■ Task to complete
Every entry below must appear again, exactly as written.

Dataset entries:
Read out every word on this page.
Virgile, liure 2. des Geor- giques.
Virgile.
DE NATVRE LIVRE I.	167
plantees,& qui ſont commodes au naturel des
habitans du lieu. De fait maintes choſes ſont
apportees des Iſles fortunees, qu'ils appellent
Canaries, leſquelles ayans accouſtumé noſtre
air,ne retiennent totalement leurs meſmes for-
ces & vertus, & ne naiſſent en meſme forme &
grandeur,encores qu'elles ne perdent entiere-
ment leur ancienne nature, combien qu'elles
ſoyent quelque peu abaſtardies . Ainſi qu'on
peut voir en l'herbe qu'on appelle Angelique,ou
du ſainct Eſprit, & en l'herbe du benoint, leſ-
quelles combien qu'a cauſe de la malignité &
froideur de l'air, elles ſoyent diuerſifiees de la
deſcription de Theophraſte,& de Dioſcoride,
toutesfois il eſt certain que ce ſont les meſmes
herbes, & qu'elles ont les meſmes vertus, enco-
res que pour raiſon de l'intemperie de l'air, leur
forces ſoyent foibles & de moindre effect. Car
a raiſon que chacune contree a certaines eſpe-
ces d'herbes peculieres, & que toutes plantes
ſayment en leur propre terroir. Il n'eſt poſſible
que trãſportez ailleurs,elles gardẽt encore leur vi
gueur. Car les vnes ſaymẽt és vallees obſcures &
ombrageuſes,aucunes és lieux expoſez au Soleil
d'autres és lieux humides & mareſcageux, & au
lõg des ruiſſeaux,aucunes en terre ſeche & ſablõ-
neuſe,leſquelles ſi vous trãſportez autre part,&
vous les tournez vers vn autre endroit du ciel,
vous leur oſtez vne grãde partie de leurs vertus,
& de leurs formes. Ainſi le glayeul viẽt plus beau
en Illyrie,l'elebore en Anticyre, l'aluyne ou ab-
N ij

■ Reply
Read out every word on this page.
Virgile, liure 2. des Geor- giques.
Virgile.
DE NATVRE LIVRE I.	167
plantees,& qui ſont commodes au naturel des
habitans du lieu. De fait maintes choſes ſont
apportees des Iſles fortunees, qu'ils appellent
Canaries, leſquelles ayans accouſtumé noſtre
air,ne retiennent totalement leurs meſmes for-
ces & vertus, & ne naiſſent en meſme forme &
grandeur,encores qu'elles ne perdent entiere-
ment leur ancienne nature, combien qu'elles
ſoyent quelque peu abaſtardies . Ainſi qu'on
peut voir en l'herbe qu'on appelle Angelique,ou
du ſainct Eſprit, & en l'herbe du benoint, leſ-
quelles combien qu'a cauſe de la malignité &
froideur de l'air, elles ſoyent diuerſifiees de la
deſcription de Theophraſte,& de Dioſcoride,
toutesfois il eſt certain que ce ſont les meſmes
herbes, & qu'elles ont les meſmes vertus, enco-
res que pour raiſon de l'intemperie de l'air, leur
forces ſoyent foibles & de moindre effect. Car
a raiſon que chacune contree a certaines eſpe-
ces d'herbes peculieres, & que toutes plantes
ſayment en leur propre terroir. Il n'eſt poſſible
que trãſportez ailleurs,elles gardẽt encore leur vi
gueur. Car les vnes ſaymẽt és vallees obſcures &
ombrageuſes,aucunes és lieux expoſez au Soleil
d'autres és lieux humides & mareſcageux, & au
lõg des ruiſſeaux,aucunes en terre ſeche & ſablõ-
neuſe,leſquelles ſi vous trãſportez autre part,&
vous les tournez vers vn autre endroit du ciel,
vous leur oſtez vne grãde partie de leurs vertus,
& de leurs formes. Ainſi le glayeul viẽt plus beau
en Illyrie,l'elebore en Anticyre, l'aluyne ou ab-
N ij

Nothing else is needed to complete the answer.